-- Written instruction --
Check each line of the records for "this"; collect those that have it.

*****

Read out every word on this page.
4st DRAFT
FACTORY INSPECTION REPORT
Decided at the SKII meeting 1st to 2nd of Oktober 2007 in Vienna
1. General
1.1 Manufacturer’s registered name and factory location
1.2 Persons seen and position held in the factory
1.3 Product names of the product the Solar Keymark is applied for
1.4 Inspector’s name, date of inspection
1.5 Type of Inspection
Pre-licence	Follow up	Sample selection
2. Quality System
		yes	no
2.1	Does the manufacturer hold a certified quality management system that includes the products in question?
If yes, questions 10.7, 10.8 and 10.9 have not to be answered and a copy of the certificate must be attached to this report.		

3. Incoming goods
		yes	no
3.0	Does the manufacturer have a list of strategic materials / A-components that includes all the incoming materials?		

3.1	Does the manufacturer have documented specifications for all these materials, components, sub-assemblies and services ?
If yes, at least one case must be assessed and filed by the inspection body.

*****

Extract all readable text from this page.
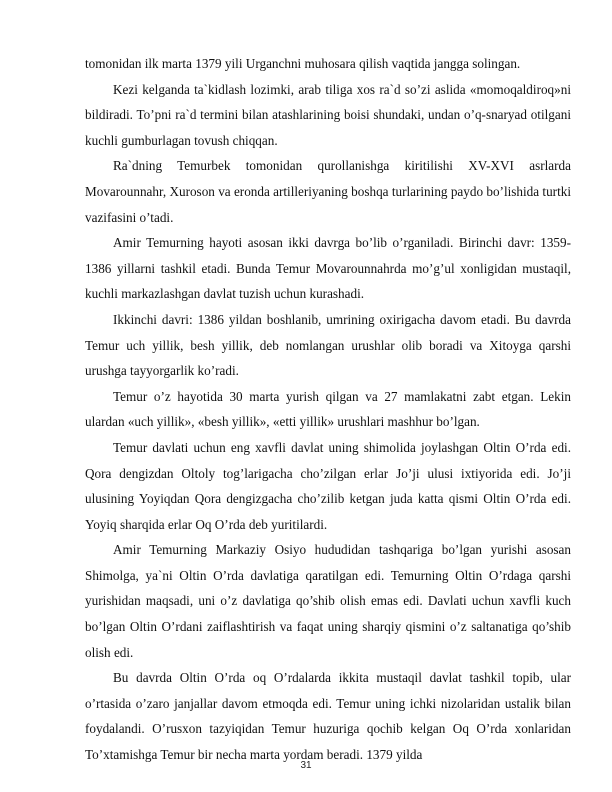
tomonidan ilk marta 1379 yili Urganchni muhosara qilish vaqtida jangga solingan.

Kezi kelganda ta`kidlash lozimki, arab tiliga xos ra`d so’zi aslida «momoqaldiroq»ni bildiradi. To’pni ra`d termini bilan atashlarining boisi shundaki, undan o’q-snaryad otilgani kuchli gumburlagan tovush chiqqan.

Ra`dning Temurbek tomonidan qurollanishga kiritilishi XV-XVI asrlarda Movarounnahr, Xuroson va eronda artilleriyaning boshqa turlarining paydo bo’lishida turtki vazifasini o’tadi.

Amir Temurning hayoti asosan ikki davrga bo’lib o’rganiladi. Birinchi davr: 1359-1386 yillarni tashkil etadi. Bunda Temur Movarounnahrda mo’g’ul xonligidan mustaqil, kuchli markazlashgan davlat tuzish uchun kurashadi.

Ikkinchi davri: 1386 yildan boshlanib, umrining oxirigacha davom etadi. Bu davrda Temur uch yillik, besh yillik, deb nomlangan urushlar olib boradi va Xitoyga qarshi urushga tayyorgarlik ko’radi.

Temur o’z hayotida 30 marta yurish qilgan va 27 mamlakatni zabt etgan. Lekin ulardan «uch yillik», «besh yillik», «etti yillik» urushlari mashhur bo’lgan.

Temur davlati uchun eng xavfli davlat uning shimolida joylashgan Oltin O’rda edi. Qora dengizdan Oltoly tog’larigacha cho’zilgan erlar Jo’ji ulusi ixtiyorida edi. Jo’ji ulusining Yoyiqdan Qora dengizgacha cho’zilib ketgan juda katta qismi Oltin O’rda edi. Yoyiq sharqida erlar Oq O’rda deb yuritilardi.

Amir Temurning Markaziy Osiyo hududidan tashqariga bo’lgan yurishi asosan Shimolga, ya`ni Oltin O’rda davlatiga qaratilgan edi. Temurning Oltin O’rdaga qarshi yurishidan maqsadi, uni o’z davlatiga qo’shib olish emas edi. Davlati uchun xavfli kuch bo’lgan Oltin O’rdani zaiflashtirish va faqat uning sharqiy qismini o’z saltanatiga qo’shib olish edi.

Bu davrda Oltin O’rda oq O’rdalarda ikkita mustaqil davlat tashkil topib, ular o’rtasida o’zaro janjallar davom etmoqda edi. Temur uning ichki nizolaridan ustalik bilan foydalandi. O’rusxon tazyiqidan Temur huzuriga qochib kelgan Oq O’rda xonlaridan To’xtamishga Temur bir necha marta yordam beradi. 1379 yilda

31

*****

-- Complete output --
Read out every word on this page.
If yes, questions 10.7, 10.8 and 10.9 have not to be answered and a copy of the certificate must be attached to this report.		
Extract all readable text from this page.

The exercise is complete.